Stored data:
═══

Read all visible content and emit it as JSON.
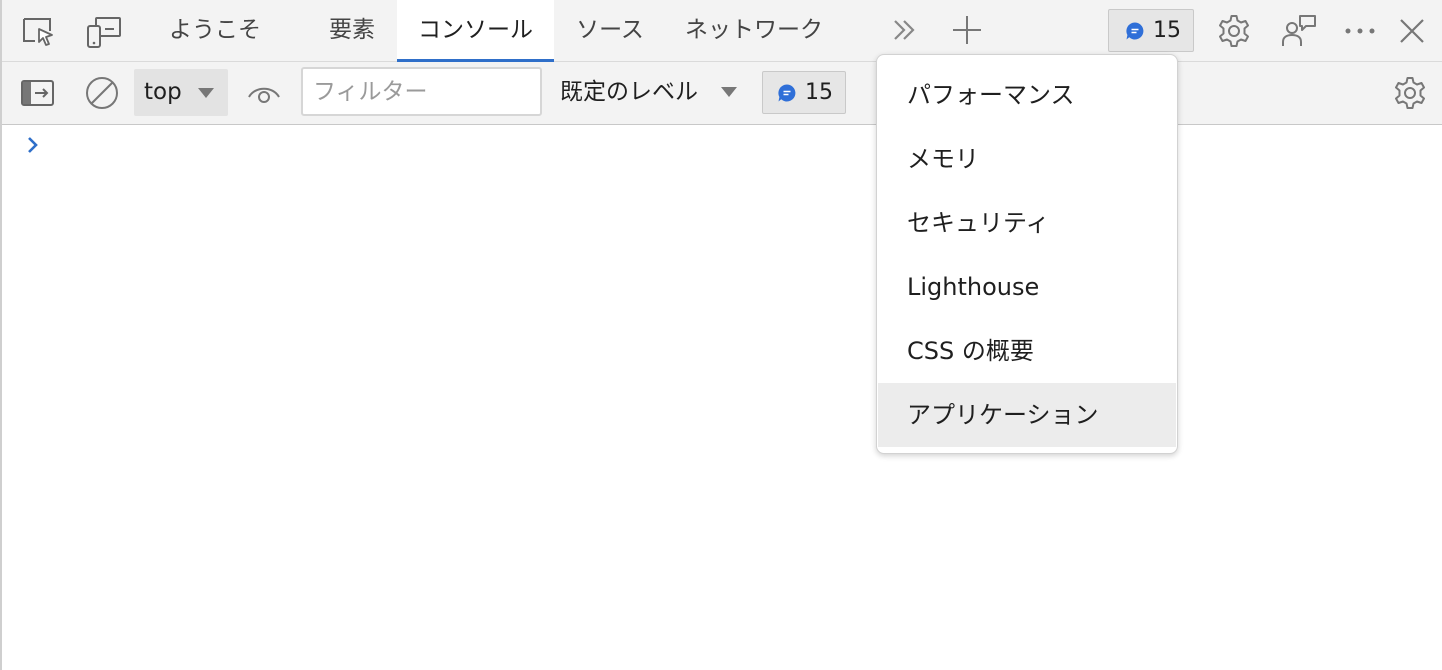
{
  "toolbar_top": {
    "inspect_icon": "inspect-element-icon",
    "device_icon": "device-emulation-icon",
    "tabs": [
      {
        "label": "ようこそ",
        "active": false
      },
      {
        "label": "要素",
        "active": false
      },
      {
        "label": "コンソール",
        "active": true
      },
      {
        "label": "ソース",
        "active": false
      },
      {
        "label": "ネットワーク",
        "active": false
      }
    ],
    "more_tabs_icon": "double-chevron-right-icon",
    "add_tab_icon": "plus-icon",
    "issues_count": "15",
    "settings_icon": "gear-icon",
    "feedback_icon": "feedback-icon",
    "more_icon": "ellipsis-icon",
    "close_icon": "close-icon"
  },
  "console_toolbar": {
    "sidebar_icon": "sidebar-toggle-icon",
    "clear_icon": "clear-console-icon",
    "context": "top",
    "live_expression_icon": "eye-icon",
    "filter_placeholder": "フィルター",
    "filter_value": "",
    "levels_label": "既定のレベル",
    "issues_count": "15",
    "settings_icon": "gear-icon"
  },
  "console": {
    "prompt_icon": "chevron-right-icon"
  },
  "more_tools_menu": {
    "items": [
      {
        "label": "パフォーマンス",
        "highlighted": false
      },
      {
        "label": "メモリ",
        "highlighted": false
      },
      {
        "label": "セキュリティ",
        "highlighted": false
      },
      {
        "label": "Lighthouse",
        "highlighted": false
      },
      {
        "label": "CSS の概要",
        "highlighted": false
      },
      {
        "label": "アプリケーション",
        "highlighted": true
      }
    ]
  },
  "colors": {
    "accent": "#2f6fc9",
    "toolbar_bg": "#f3f3f3",
    "issue_blue": "#2f6fd8",
    "menu_highlight": "#ececec"
  }
}
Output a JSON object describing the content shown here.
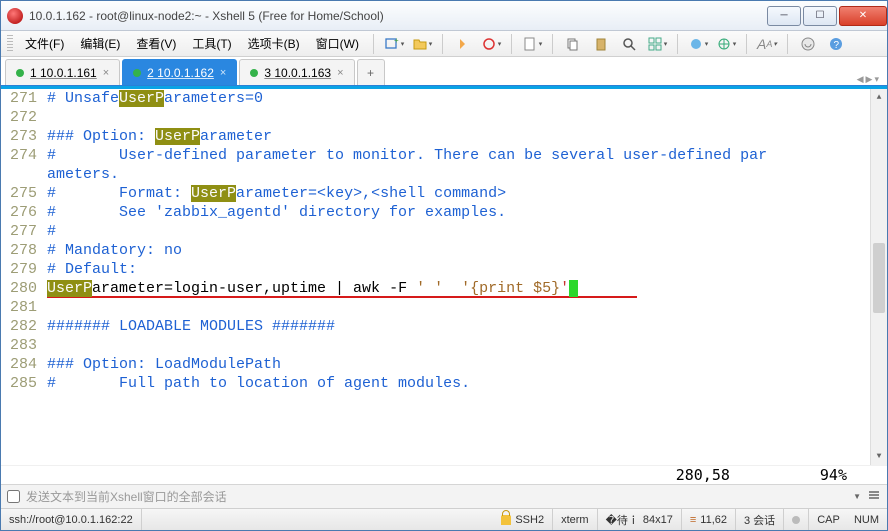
{
  "window": {
    "title": "10.0.1.162 - root@linux-node2:~ - Xshell 5 (Free for Home/School)"
  },
  "menu": {
    "file": "文件(F)",
    "edit": "编辑(E)",
    "view": "查看(V)",
    "tools": "工具(T)",
    "tab": "选项卡(B)",
    "window": "窗口(W)"
  },
  "tabs": [
    {
      "label": "1 10.0.1.161"
    },
    {
      "label": "2 10.0.1.162"
    },
    {
      "label": "3 10.0.1.163"
    }
  ],
  "editor": {
    "lines": [
      {
        "n": "271",
        "seg": [
          {
            "t": "# Unsafe",
            "c": "c-blue"
          },
          {
            "t": "UserP",
            "c": "hl"
          },
          {
            "t": "arameters=0",
            "c": "c-blue"
          }
        ]
      },
      {
        "n": "272",
        "seg": []
      },
      {
        "n": "273",
        "seg": [
          {
            "t": "### Option: ",
            "c": "c-blue"
          },
          {
            "t": "UserP",
            "c": "hl"
          },
          {
            "t": "arameter",
            "c": "c-blue"
          }
        ]
      },
      {
        "n": "274",
        "seg": [
          {
            "t": "#       User-defined parameter to monitor. There can be several user-defined par",
            "c": "c-blue"
          }
        ]
      },
      {
        "n": "",
        "seg": [
          {
            "t": "ameters.",
            "c": "c-blue"
          }
        ]
      },
      {
        "n": "275",
        "seg": [
          {
            "t": "#       Format: ",
            "c": "c-blue"
          },
          {
            "t": "UserP",
            "c": "hl"
          },
          {
            "t": "arameter=<key>,<shell command>",
            "c": "c-blue"
          }
        ]
      },
      {
        "n": "276",
        "seg": [
          {
            "t": "#       See 'zabbix_agentd' directory for examples.",
            "c": "c-blue"
          }
        ]
      },
      {
        "n": "277",
        "seg": [
          {
            "t": "#",
            "c": "c-blue"
          }
        ]
      },
      {
        "n": "278",
        "seg": [
          {
            "t": "# Mandatory: no",
            "c": "c-blue"
          }
        ]
      },
      {
        "n": "279",
        "seg": [
          {
            "t": "# Default:",
            "c": "c-blue"
          }
        ]
      },
      {
        "n": "280",
        "seg": [
          {
            "t": "UserP",
            "c": "hl"
          },
          {
            "t": "arameter=login-user,uptime | awk -F ",
            "c": ""
          },
          {
            "t": "' '  '{print $5}",
            "c": "c-brown"
          },
          {
            "t": "'",
            "c": "c-red"
          },
          {
            "t": "",
            "c": "curs"
          }
        ],
        "underline": true
      },
      {
        "n": "281",
        "seg": []
      },
      {
        "n": "282",
        "seg": [
          {
            "t": "####### LOADABLE MODULES #######",
            "c": "c-blue"
          }
        ]
      },
      {
        "n": "283",
        "seg": []
      },
      {
        "n": "284",
        "seg": [
          {
            "t": "### Option: LoadModulePath",
            "c": "c-blue"
          }
        ]
      },
      {
        "n": "285",
        "seg": [
          {
            "t": "#       Full path to location of agent modules.",
            "c": "c-blue"
          }
        ]
      }
    ],
    "pos": "280,58",
    "pct": "94%"
  },
  "broadcast": {
    "placeholder": "发送文本到当前Xshell窗口的全部会话"
  },
  "status": {
    "conn": "ssh://root@10.0.1.162:22",
    "proto": "SSH2",
    "term": "xterm",
    "size": "84x17",
    "cursor": "11,62",
    "sess": "3 会话",
    "cap": "CAP",
    "num": "NUM"
  }
}
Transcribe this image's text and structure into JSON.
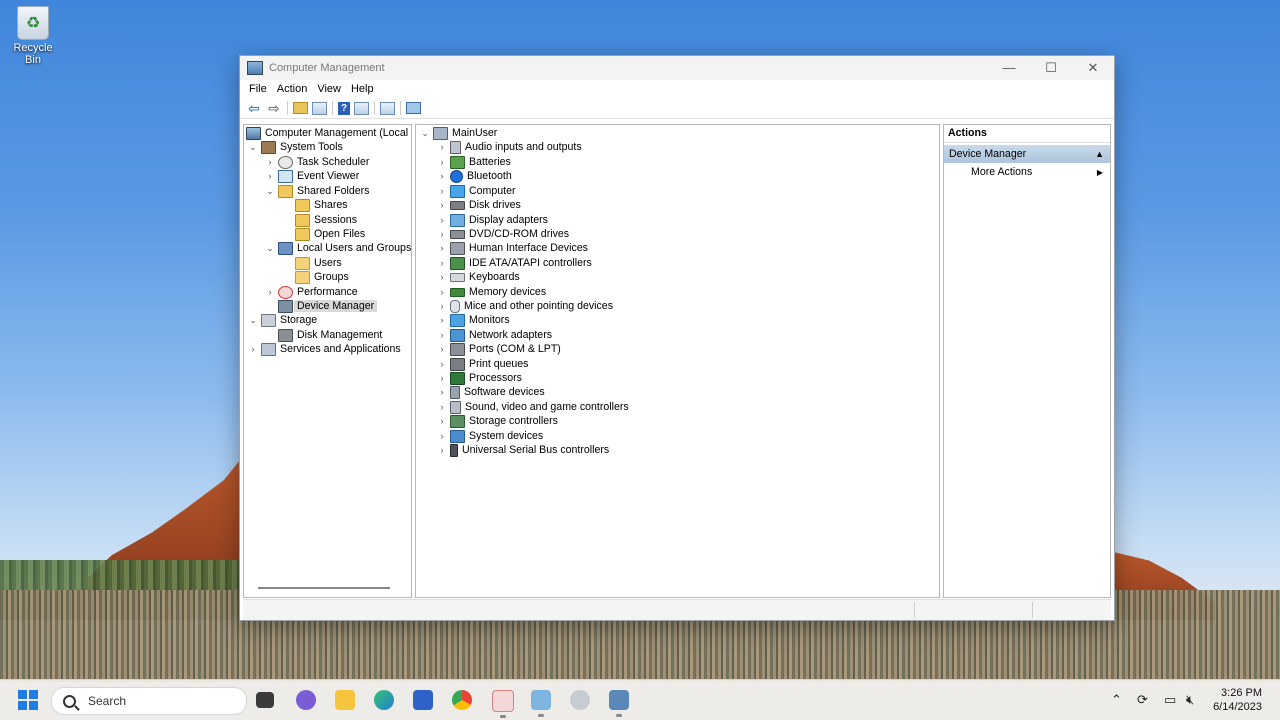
{
  "desktop": {
    "recycle_bin_label": "Recycle Bin"
  },
  "window": {
    "title": "Computer Management",
    "controls": {
      "minimize": "—",
      "maximize": "☐",
      "close": "✕"
    }
  },
  "menubar": [
    "File",
    "Action",
    "View",
    "Help"
  ],
  "left_tree": [
    {
      "label": "Computer Management (Local",
      "icon": "computer-management-icon",
      "twisty": ""
    },
    {
      "label": "System Tools",
      "icon": "tools-icon",
      "twisty": "⌄"
    },
    {
      "label": "Task Scheduler",
      "icon": "clock-icon",
      "twisty": "›"
    },
    {
      "label": "Event Viewer",
      "icon": "event-viewer-icon",
      "twisty": "›"
    },
    {
      "label": "Shared Folders",
      "icon": "shared-folder-icon",
      "twisty": "⌄"
    },
    {
      "label": "Shares",
      "icon": "shared-folder-icon",
      "twisty": ""
    },
    {
      "label": "Sessions",
      "icon": "shared-folder-icon",
      "twisty": ""
    },
    {
      "label": "Open Files",
      "icon": "shared-folder-icon",
      "twisty": ""
    },
    {
      "label": "Local Users and Groups",
      "icon": "users-icon",
      "twisty": "⌄"
    },
    {
      "label": "Users",
      "icon": "folder-icon",
      "twisty": ""
    },
    {
      "label": "Groups",
      "icon": "folder-icon",
      "twisty": ""
    },
    {
      "label": "Performance",
      "icon": "performance-icon",
      "twisty": "›"
    },
    {
      "label": "Device Manager",
      "icon": "device-manager-icon",
      "twisty": "",
      "selected": true
    },
    {
      "label": "Storage",
      "icon": "storage-icon",
      "twisty": "⌄"
    },
    {
      "label": "Disk Management",
      "icon": "disk-icon",
      "twisty": ""
    },
    {
      "label": "Services and Applications",
      "icon": "services-icon",
      "twisty": "›"
    }
  ],
  "device_tree": {
    "root": "MainUser",
    "categories": [
      "Audio inputs and outputs",
      "Batteries",
      "Bluetooth",
      "Computer",
      "Disk drives",
      "Display adapters",
      "DVD/CD-ROM drives",
      "Human Interface Devices",
      "IDE ATA/ATAPI controllers",
      "Keyboards",
      "Memory devices",
      "Mice and other pointing devices",
      "Monitors",
      "Network adapters",
      "Ports (COM & LPT)",
      "Print queues",
      "Processors",
      "Software devices",
      "Sound, video and game controllers",
      "Storage controllers",
      "System devices",
      "Universal Serial Bus controllers"
    ]
  },
  "actions_pane": {
    "header": "Actions",
    "section": "Device Manager",
    "more_actions": "More Actions"
  },
  "taskbar": {
    "search_placeholder": "Search",
    "time": "3:26 PM",
    "date": "6/14/2023"
  }
}
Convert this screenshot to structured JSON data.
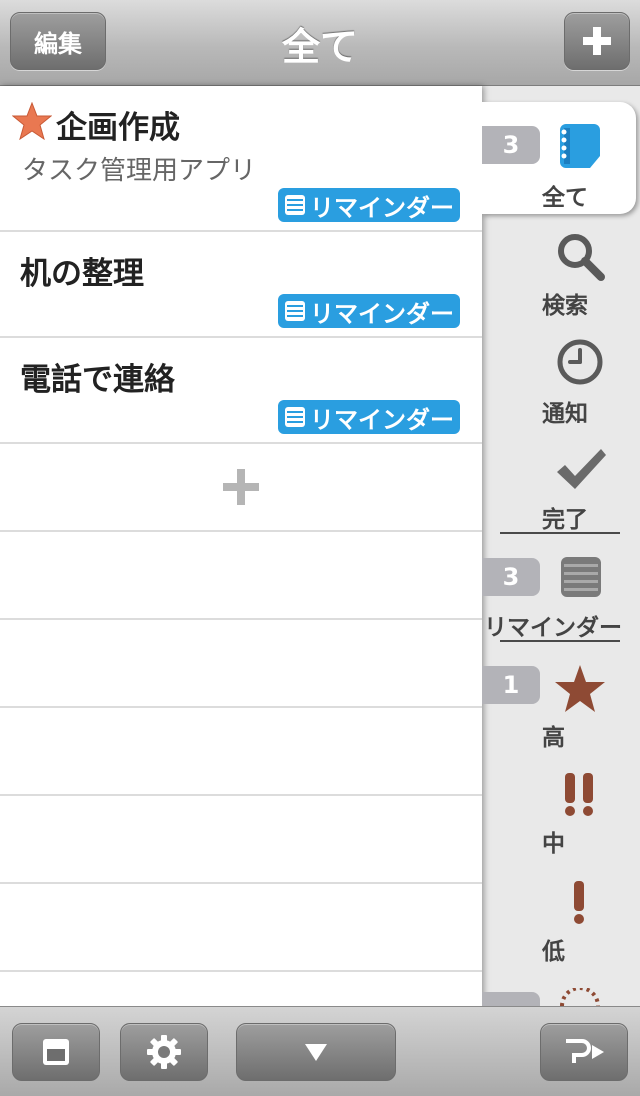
{
  "navbar": {
    "edit_label": "編集",
    "title": "全て",
    "add_icon": "plus-icon"
  },
  "tasks": [
    {
      "title": "企画作成",
      "starred": true,
      "note": "タスク管理用アプリ",
      "tag": "リマインダー"
    },
    {
      "title": "机の整理",
      "starred": false,
      "note": "",
      "tag": "リマインダー"
    },
    {
      "title": "電話で連絡",
      "starred": false,
      "note": "",
      "tag": "リマインダー"
    }
  ],
  "sidebar": {
    "all": {
      "label": "全て",
      "count": "3"
    },
    "search": {
      "label": "検索"
    },
    "notify": {
      "label": "通知"
    },
    "done": {
      "label": "完了"
    },
    "reminder": {
      "label": "リマインダー",
      "count": "3"
    },
    "high": {
      "label": "高",
      "count": "1"
    },
    "medium": {
      "label": "中"
    },
    "low": {
      "label": "低"
    }
  },
  "toolbar": {
    "buttons": [
      "calendar-icon",
      "gear-icon",
      "down-triangle-icon",
      "share-forward-icon"
    ]
  },
  "colors": {
    "accent": "#2a9ee0",
    "star": "#e97851",
    "priority": "#8e4a34"
  }
}
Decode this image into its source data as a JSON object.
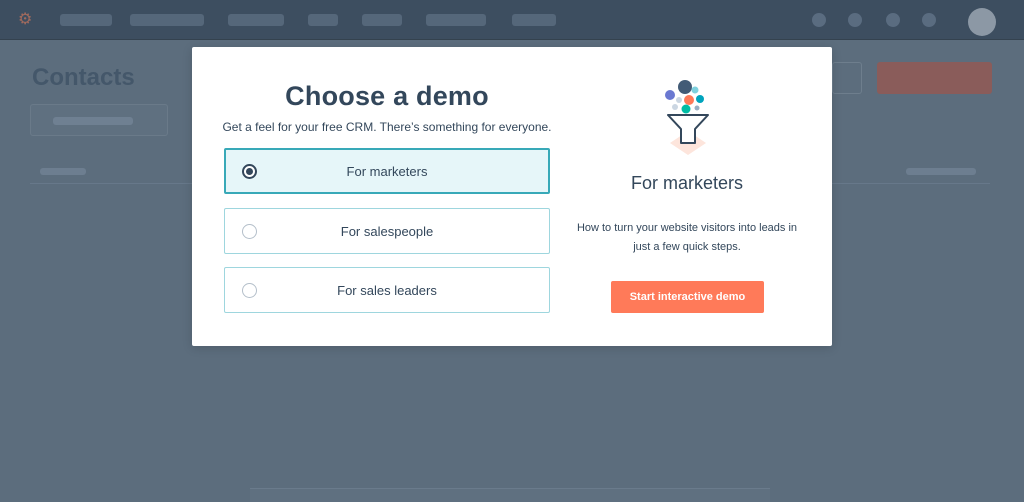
{
  "background": {
    "page_title": "Contacts"
  },
  "modal": {
    "title": "Choose a demo",
    "subtitle": "Get a feel for your free CRM. There’s something for everyone.",
    "options": [
      {
        "label": "For marketers",
        "selected": true
      },
      {
        "label": "For salespeople",
        "selected": false
      },
      {
        "label": "For sales leaders",
        "selected": false
      }
    ],
    "detail": {
      "icon": "funnel-illustration-icon",
      "title": "For marketers",
      "description": "How to turn your website visitors into leads in just a few quick steps.",
      "cta_label": "Start interactive demo"
    }
  },
  "colors": {
    "accent": "#ff7a59",
    "selected_border": "#38a9b8",
    "selected_bg": "#e6f6f9",
    "text": "#33475b",
    "overlay": "#5c6d7d"
  }
}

═══

• [WRITTEN INSTRUCTION]: Without the pictures, repeat exactly the lines running from the line containing "Decode this image" through the end of the data, both ends included.

• [TASK SOLUTION]:
Decode this image into its source data as a JSON object.
{
  "background": {
    "page_title": "Contacts"
  },
  "modal": {
    "title": "Choose a demo",
    "subtitle": "Get a feel for your free CRM. There’s something for everyone.",
    "options": [
      {
        "label": "For marketers",
        "selected": true
      },
      {
        "label": "For salespeople",
        "selected": false
      },
      {
        "label": "For sales leaders",
        "selected": false
      }
    ],
    "detail": {
      "icon": "funnel-illustration-icon",
      "title": "For marketers",
      "description": "How to turn your website visitors into leads in just a few quick steps.",
      "cta_label": "Start interactive demo"
    }
  },
  "colors": {
    "accent": "#ff7a59",
    "selected_border": "#38a9b8",
    "selected_bg": "#e6f6f9",
    "text": "#33475b",
    "overlay": "#5c6d7d"
  }
}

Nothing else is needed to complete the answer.